What you will do —
1. In the passage about singer Troy Walker, which record label released his first album?
2. Continue the passage about singer Troy Walker from where it stops.

American club singer

Troy Walker (born Richard Walker; 1938) is an American singer known for his live stage performances which included comedy, impersonations, and banter. "He struts onto a nightclub floor," reported the L.A. Weekly in 1999, "A painstakingly coifed roaring fireball of conflict and artistry in 6-inch heels and an ostrich boa." The paper also called him "the world's first and only professional transgender country singer." Billboard described him as a "wild rocker" with "swinging vocals" in the same review.

==Early life==
Walker was born Richard Walker in Chicago, Illinois in 1938. His family life was unstable and he was sent to a boys' school in Arizona at a young age. He later attended the University of Arizona and was discovered by bandleader Skitch Henderson while serving in the United States Air Force.

==Career==
Walker moved to Los Angeles in 1958 and sang pop, country, and rock ‘n roll songs at nightclubs, including a stint with partner Timi Yuro. The openly gay Walker felt he could be freer about his personal life in Hollywood. He released his first album Troy Walker Live in 1962 on Life Records. Walker believes his inclusion of the song "Happiness is a Thing Called Joe" caused DJs to send the record back to the label. "They wouldn't play music by a man singing to a man" he told KXLU interviewer Chris Wilson in 2010.

Dataset records —
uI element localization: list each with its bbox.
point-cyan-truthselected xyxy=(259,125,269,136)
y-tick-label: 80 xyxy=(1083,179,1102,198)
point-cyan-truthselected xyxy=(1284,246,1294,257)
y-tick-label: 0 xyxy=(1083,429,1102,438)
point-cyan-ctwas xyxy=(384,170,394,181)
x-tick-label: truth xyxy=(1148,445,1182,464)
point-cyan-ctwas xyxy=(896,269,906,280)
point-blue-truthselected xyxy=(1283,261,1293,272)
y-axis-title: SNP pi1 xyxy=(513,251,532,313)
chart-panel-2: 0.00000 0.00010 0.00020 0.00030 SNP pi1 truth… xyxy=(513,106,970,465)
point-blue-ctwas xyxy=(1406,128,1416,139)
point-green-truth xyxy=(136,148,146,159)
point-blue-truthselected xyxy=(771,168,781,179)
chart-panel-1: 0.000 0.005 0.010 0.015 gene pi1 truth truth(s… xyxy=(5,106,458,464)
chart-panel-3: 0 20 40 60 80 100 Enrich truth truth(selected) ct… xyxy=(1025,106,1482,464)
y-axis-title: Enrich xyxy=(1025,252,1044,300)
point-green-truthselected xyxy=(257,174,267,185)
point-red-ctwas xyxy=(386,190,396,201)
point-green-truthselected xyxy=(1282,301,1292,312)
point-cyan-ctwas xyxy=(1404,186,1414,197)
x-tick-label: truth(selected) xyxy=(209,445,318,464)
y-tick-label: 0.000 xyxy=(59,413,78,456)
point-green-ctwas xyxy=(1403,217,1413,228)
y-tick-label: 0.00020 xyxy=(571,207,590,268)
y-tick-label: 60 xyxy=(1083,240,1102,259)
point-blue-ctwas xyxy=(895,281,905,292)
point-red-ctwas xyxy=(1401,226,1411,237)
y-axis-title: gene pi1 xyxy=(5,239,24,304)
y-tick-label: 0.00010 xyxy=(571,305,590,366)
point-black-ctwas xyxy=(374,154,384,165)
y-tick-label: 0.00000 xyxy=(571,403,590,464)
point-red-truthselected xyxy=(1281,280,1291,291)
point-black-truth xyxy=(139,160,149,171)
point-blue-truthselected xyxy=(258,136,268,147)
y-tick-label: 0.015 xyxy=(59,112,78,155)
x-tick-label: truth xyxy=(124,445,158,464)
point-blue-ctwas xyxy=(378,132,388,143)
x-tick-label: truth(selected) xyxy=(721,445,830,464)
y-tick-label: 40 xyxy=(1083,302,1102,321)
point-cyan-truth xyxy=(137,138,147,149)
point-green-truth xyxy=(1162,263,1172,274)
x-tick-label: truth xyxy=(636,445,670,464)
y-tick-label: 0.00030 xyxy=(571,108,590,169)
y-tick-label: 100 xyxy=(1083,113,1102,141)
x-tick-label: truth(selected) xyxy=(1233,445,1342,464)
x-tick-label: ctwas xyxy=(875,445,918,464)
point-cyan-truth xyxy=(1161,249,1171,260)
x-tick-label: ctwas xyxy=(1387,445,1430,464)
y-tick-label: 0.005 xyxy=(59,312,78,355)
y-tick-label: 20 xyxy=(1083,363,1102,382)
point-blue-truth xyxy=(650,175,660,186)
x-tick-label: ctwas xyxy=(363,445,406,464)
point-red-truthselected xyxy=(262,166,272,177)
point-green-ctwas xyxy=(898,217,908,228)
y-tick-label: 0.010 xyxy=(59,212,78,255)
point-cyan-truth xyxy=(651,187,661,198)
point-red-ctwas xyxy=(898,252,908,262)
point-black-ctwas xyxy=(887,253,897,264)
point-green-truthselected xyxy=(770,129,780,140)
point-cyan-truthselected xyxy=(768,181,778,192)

Results in order —
1. Life Records

2.
Walker was a regular performer at nightclubs on the Sunset Strip, including the Interlude and Gene Norman's Crescendo with his band, led by a pre-Captain & Tennille Daryl Dragon and featuring percussionist Spider Webb. He was also the opening act for performers including Ella Fitzgerald, Dinah Washington, and Tina Turner.

Elvis Presley, Louella Parsons, Ethel Merman and Gregory Peck attended Walker's shows. Ronald Reagan hired him to perform at a private party on his ranch. Walker enjoyed a 17-year stint at the famed country and western nightclub The Palomino Club in North Hollywood where he performed with Jerry Lee Lewis.

The Valley News reported in 1970 that Walker "looked as out of place as Lord Fauntleroy at a boxing arena" when he performed at a country music club. While in the Air Force, Walker traveled the world performing for the troops.

Starting in the 1970s his song "Marijuana Munchies" became a regular on the Dr. Demento radio show. Walker is the subject of the documentary film, directed by Christina Linhardt, TROY, The Original Lady Boy, which premiered in 2019 as part of the Indianapolis LGBT Film Festival.

== Discography ==
Walker released two live albums and several singles throughout the 1960s and 1970s.
- Troy Walker – Live (1962; Life Series)
- Gazzari's Presents Troy Walker From Hollywood
- "Summertime"/"Midnight in Moscow" (1962)
- "She's All Right"/"I'm Getting Hip" (Trans World)
- "It's Not the End of My World" / "Marijuana Munchies" (EMI Golden Wing)
- "It Isn't Really Love"/"No Regrets" (HiFi Records)
- "Country Soul Rock and Roll" / "My Friend is Gone" (MCI Golden Wing Records)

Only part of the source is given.